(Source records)
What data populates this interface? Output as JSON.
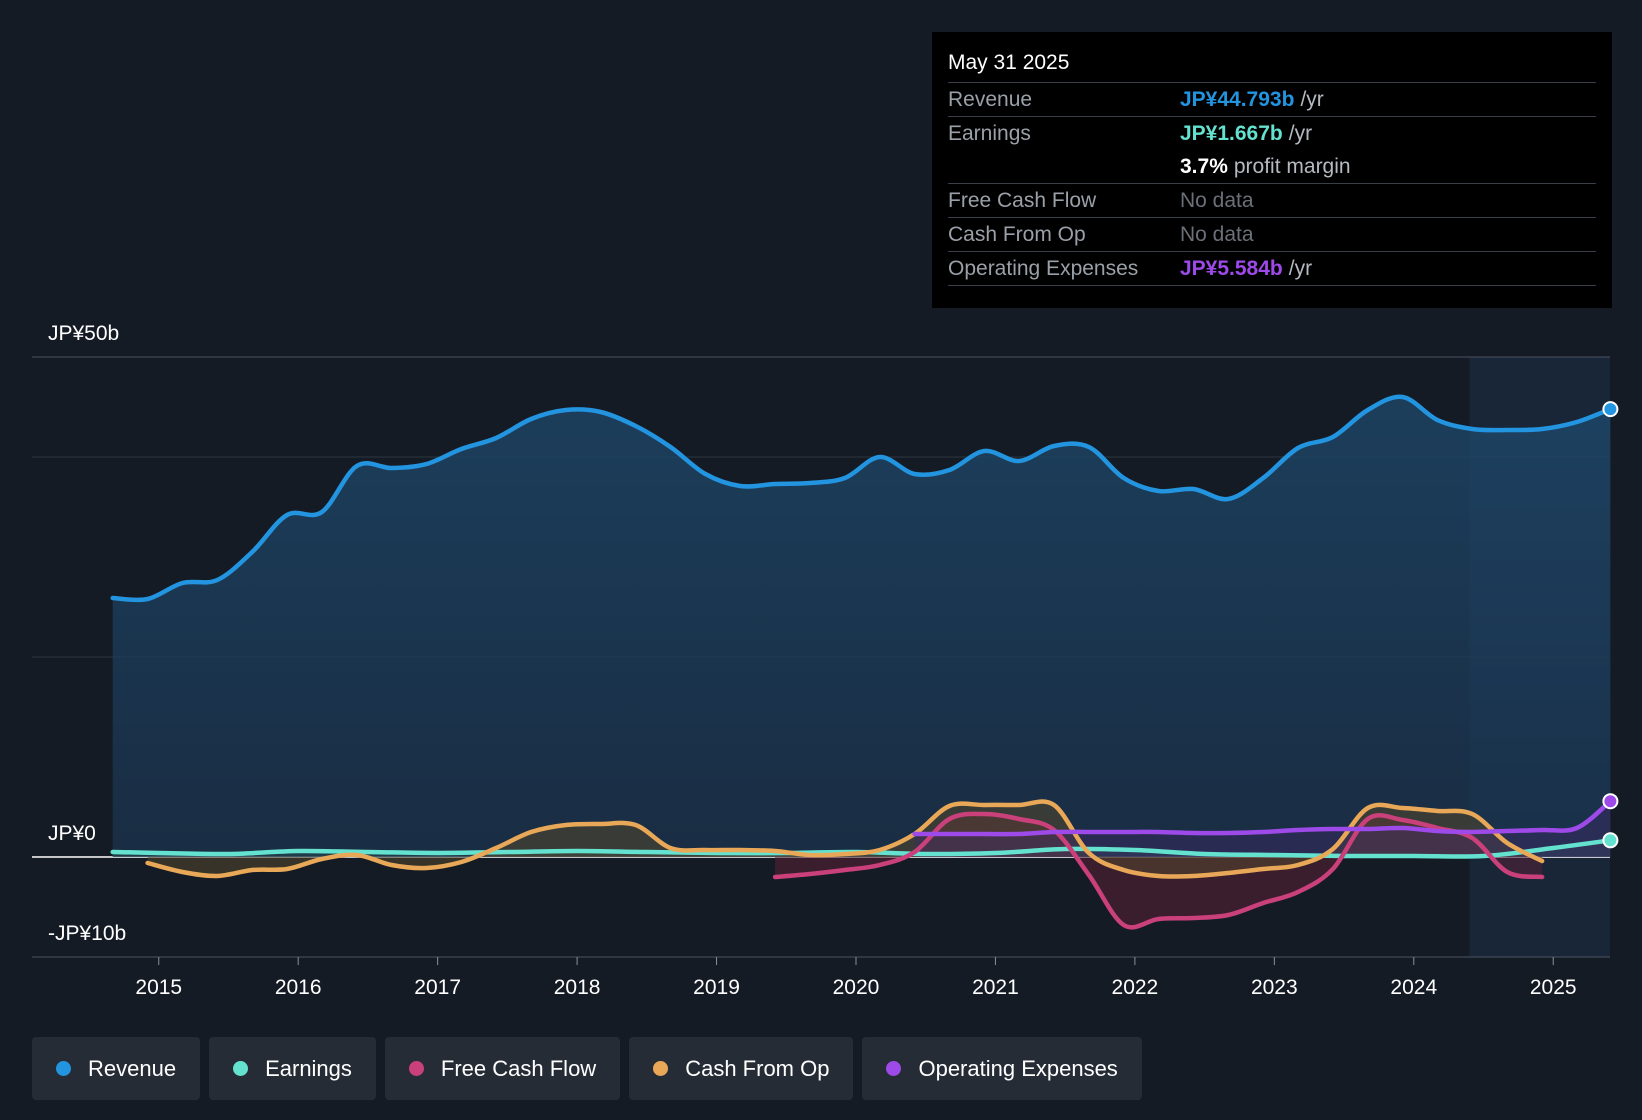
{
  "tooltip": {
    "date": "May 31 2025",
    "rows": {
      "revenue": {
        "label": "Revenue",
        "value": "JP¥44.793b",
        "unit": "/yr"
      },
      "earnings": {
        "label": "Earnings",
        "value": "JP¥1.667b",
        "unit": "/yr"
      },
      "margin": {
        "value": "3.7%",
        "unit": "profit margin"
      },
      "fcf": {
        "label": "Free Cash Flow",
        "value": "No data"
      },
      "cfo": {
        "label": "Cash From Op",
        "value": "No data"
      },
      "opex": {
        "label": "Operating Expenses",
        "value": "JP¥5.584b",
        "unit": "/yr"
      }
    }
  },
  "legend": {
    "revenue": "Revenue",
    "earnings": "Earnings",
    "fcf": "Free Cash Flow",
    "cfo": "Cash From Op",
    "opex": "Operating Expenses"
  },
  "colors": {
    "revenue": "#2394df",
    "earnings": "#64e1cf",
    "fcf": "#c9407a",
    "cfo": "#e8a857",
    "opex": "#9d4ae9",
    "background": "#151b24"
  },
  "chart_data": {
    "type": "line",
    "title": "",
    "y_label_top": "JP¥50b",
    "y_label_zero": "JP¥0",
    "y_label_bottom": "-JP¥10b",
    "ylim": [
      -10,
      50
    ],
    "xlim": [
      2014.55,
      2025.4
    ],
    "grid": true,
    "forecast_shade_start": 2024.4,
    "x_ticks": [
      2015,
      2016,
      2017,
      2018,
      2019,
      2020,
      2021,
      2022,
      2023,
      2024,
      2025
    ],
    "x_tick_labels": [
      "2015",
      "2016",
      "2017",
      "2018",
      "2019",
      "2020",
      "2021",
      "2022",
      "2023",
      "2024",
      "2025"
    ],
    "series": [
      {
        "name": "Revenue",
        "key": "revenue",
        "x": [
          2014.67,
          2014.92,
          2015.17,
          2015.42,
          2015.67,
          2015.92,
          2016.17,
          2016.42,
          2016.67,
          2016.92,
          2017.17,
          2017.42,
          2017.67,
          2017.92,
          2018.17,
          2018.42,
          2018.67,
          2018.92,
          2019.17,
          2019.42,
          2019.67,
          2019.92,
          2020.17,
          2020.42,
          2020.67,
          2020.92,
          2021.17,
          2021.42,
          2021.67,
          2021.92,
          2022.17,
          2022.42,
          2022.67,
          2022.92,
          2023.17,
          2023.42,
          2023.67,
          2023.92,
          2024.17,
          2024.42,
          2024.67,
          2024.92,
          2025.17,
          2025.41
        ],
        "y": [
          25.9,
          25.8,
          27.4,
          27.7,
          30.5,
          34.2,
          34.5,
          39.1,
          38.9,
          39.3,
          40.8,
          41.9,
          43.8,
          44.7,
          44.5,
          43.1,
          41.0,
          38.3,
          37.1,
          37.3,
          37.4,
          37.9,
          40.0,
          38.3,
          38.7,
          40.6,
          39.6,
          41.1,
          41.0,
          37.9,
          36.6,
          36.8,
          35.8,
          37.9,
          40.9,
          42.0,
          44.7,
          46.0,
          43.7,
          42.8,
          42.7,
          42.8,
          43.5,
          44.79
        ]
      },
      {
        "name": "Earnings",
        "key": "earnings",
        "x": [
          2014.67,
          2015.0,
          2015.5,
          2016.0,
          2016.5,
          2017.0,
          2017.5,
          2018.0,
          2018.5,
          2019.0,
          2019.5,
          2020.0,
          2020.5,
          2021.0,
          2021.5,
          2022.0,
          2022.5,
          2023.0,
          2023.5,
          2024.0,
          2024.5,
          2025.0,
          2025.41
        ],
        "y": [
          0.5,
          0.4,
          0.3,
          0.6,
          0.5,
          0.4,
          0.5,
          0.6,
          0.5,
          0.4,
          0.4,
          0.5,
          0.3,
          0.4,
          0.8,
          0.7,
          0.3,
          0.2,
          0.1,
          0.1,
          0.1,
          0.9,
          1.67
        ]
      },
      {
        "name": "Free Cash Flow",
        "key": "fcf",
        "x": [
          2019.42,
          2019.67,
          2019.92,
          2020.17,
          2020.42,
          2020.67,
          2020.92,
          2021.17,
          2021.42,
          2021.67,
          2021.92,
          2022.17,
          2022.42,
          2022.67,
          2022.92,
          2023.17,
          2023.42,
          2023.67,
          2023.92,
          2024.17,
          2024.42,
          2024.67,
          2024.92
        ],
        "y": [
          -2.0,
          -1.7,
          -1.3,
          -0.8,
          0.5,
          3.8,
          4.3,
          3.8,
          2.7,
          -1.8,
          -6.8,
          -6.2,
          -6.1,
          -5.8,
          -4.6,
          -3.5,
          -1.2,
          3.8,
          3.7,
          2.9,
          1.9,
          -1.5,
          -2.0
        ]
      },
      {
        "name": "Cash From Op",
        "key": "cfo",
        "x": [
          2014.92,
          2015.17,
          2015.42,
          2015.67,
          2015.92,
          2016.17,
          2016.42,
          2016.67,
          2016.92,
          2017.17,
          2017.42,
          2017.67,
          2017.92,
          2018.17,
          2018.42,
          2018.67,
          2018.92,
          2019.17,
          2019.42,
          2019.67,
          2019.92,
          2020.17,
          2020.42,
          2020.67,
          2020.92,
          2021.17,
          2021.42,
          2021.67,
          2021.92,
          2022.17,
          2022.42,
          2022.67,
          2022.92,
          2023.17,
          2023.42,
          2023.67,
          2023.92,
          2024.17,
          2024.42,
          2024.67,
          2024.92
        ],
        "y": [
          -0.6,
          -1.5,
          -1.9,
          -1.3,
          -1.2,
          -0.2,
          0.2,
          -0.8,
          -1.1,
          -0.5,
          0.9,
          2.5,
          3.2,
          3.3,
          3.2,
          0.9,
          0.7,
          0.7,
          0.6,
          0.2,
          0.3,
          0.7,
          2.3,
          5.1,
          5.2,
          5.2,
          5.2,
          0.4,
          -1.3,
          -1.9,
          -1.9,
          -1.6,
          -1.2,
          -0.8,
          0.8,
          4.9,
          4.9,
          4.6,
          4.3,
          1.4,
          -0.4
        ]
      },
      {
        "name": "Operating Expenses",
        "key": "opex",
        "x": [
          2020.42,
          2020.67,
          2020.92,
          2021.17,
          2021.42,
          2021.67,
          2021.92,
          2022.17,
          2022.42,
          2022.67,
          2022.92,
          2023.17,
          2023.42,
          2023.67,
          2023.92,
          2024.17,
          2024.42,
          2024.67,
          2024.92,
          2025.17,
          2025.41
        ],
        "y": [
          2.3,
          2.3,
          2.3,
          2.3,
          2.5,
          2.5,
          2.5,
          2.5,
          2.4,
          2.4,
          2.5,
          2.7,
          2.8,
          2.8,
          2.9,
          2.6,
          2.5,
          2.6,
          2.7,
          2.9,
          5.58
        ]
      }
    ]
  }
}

(What needs to be done):
Figure out how many lines of the data above include "From", then give the number and nothing more.

(Exercise answer):
3